[Stored data]
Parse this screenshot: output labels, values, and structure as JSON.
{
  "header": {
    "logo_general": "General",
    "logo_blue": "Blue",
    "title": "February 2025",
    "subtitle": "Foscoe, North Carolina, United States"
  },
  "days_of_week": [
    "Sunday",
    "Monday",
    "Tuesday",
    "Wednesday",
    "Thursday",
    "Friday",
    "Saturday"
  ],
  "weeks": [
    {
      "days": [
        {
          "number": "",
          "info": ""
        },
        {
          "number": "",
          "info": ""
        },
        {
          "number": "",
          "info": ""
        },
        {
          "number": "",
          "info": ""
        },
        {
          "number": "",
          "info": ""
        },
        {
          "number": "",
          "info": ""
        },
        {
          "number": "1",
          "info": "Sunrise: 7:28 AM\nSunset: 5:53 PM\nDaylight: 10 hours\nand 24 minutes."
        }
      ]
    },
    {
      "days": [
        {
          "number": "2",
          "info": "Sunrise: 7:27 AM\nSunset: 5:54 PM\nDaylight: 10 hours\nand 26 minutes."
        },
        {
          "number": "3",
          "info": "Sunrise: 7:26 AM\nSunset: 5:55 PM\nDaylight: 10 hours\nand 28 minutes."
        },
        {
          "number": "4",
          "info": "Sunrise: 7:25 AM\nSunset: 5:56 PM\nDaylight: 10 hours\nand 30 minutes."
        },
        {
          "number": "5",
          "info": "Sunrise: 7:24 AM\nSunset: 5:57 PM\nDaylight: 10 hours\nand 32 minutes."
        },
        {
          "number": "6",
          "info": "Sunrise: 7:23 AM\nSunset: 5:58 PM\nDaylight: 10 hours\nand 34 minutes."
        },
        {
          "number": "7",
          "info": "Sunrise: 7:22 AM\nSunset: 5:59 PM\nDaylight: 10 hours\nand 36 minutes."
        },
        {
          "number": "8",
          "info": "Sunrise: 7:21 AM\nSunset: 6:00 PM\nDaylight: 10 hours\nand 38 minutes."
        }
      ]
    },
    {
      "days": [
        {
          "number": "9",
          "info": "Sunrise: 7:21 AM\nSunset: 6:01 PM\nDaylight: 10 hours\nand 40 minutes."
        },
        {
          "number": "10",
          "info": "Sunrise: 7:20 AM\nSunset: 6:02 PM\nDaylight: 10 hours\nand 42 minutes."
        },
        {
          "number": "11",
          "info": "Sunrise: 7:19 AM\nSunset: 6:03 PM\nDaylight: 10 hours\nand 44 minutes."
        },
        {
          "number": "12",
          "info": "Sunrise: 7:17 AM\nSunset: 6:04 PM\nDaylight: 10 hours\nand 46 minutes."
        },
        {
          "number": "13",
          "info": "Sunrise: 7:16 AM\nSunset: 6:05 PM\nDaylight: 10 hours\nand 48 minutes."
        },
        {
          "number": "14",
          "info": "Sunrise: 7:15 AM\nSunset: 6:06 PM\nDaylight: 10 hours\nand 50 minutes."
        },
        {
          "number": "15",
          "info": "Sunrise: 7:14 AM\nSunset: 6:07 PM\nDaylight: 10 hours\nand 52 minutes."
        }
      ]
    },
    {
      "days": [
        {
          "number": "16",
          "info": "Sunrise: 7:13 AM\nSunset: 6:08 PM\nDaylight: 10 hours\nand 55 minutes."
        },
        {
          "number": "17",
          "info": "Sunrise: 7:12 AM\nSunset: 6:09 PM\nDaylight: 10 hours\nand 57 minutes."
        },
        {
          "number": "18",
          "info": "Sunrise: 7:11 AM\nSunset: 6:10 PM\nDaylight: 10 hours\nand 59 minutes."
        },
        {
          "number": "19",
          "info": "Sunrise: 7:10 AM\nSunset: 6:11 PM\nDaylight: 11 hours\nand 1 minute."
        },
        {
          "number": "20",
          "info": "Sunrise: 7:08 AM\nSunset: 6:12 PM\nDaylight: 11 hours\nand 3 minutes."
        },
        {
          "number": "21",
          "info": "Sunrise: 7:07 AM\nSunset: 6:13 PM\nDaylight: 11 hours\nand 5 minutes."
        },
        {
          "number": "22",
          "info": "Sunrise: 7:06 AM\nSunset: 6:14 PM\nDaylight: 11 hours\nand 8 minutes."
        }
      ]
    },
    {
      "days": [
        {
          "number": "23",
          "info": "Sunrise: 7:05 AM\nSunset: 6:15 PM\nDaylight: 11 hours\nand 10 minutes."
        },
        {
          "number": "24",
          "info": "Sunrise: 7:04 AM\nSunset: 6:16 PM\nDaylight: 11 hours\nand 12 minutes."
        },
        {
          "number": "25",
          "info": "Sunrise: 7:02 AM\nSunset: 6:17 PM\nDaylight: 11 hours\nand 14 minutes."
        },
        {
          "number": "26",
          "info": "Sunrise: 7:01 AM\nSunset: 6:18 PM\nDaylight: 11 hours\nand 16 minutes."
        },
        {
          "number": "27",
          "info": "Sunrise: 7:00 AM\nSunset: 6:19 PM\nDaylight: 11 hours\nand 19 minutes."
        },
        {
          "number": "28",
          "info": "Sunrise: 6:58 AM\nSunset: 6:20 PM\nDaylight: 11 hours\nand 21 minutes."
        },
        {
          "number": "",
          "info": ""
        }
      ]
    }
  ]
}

**What this task involves**:
Give back the whole listing, word for word.

**Exercise result**:
Parse this screenshot: output labels, values, and structure as JSON.
{
  "header": {
    "logo_general": "General",
    "logo_blue": "Blue",
    "title": "February 2025",
    "subtitle": "Foscoe, North Carolina, United States"
  },
  "days_of_week": [
    "Sunday",
    "Monday",
    "Tuesday",
    "Wednesday",
    "Thursday",
    "Friday",
    "Saturday"
  ],
  "weeks": [
    {
      "days": [
        {
          "number": "",
          "info": ""
        },
        {
          "number": "",
          "info": ""
        },
        {
          "number": "",
          "info": ""
        },
        {
          "number": "",
          "info": ""
        },
        {
          "number": "",
          "info": ""
        },
        {
          "number": "",
          "info": ""
        },
        {
          "number": "1",
          "info": "Sunrise: 7:28 AM\nSunset: 5:53 PM\nDaylight: 10 hours\nand 24 minutes."
        }
      ]
    },
    {
      "days": [
        {
          "number": "2",
          "info": "Sunrise: 7:27 AM\nSunset: 5:54 PM\nDaylight: 10 hours\nand 26 minutes."
        },
        {
          "number": "3",
          "info": "Sunrise: 7:26 AM\nSunset: 5:55 PM\nDaylight: 10 hours\nand 28 minutes."
        },
        {
          "number": "4",
          "info": "Sunrise: 7:25 AM\nSunset: 5:56 PM\nDaylight: 10 hours\nand 30 minutes."
        },
        {
          "number": "5",
          "info": "Sunrise: 7:24 AM\nSunset: 5:57 PM\nDaylight: 10 hours\nand 32 minutes."
        },
        {
          "number": "6",
          "info": "Sunrise: 7:23 AM\nSunset: 5:58 PM\nDaylight: 10 hours\nand 34 minutes."
        },
        {
          "number": "7",
          "info": "Sunrise: 7:22 AM\nSunset: 5:59 PM\nDaylight: 10 hours\nand 36 minutes."
        },
        {
          "number": "8",
          "info": "Sunrise: 7:21 AM\nSunset: 6:00 PM\nDaylight: 10 hours\nand 38 minutes."
        }
      ]
    },
    {
      "days": [
        {
          "number": "9",
          "info": "Sunrise: 7:21 AM\nSunset: 6:01 PM\nDaylight: 10 hours\nand 40 minutes."
        },
        {
          "number": "10",
          "info": "Sunrise: 7:20 AM\nSunset: 6:02 PM\nDaylight: 10 hours\nand 42 minutes."
        },
        {
          "number": "11",
          "info": "Sunrise: 7:19 AM\nSunset: 6:03 PM\nDaylight: 10 hours\nand 44 minutes."
        },
        {
          "number": "12",
          "info": "Sunrise: 7:17 AM\nSunset: 6:04 PM\nDaylight: 10 hours\nand 46 minutes."
        },
        {
          "number": "13",
          "info": "Sunrise: 7:16 AM\nSunset: 6:05 PM\nDaylight: 10 hours\nand 48 minutes."
        },
        {
          "number": "14",
          "info": "Sunrise: 7:15 AM\nSunset: 6:06 PM\nDaylight: 10 hours\nand 50 minutes."
        },
        {
          "number": "15",
          "info": "Sunrise: 7:14 AM\nSunset: 6:07 PM\nDaylight: 10 hours\nand 52 minutes."
        }
      ]
    },
    {
      "days": [
        {
          "number": "16",
          "info": "Sunrise: 7:13 AM\nSunset: 6:08 PM\nDaylight: 10 hours\nand 55 minutes."
        },
        {
          "number": "17",
          "info": "Sunrise: 7:12 AM\nSunset: 6:09 PM\nDaylight: 10 hours\nand 57 minutes."
        },
        {
          "number": "18",
          "info": "Sunrise: 7:11 AM\nSunset: 6:10 PM\nDaylight: 10 hours\nand 59 minutes."
        },
        {
          "number": "19",
          "info": "Sunrise: 7:10 AM\nSunset: 6:11 PM\nDaylight: 11 hours\nand 1 minute."
        },
        {
          "number": "20",
          "info": "Sunrise: 7:08 AM\nSunset: 6:12 PM\nDaylight: 11 hours\nand 3 minutes."
        },
        {
          "number": "21",
          "info": "Sunrise: 7:07 AM\nSunset: 6:13 PM\nDaylight: 11 hours\nand 5 minutes."
        },
        {
          "number": "22",
          "info": "Sunrise: 7:06 AM\nSunset: 6:14 PM\nDaylight: 11 hours\nand 8 minutes."
        }
      ]
    },
    {
      "days": [
        {
          "number": "23",
          "info": "Sunrise: 7:05 AM\nSunset: 6:15 PM\nDaylight: 11 hours\nand 10 minutes."
        },
        {
          "number": "24",
          "info": "Sunrise: 7:04 AM\nSunset: 6:16 PM\nDaylight: 11 hours\nand 12 minutes."
        },
        {
          "number": "25",
          "info": "Sunrise: 7:02 AM\nSunset: 6:17 PM\nDaylight: 11 hours\nand 14 minutes."
        },
        {
          "number": "26",
          "info": "Sunrise: 7:01 AM\nSunset: 6:18 PM\nDaylight: 11 hours\nand 16 minutes."
        },
        {
          "number": "27",
          "info": "Sunrise: 7:00 AM\nSunset: 6:19 PM\nDaylight: 11 hours\nand 19 minutes."
        },
        {
          "number": "28",
          "info": "Sunrise: 6:58 AM\nSunset: 6:20 PM\nDaylight: 11 hours\nand 21 minutes."
        },
        {
          "number": "",
          "info": ""
        }
      ]
    }
  ]
}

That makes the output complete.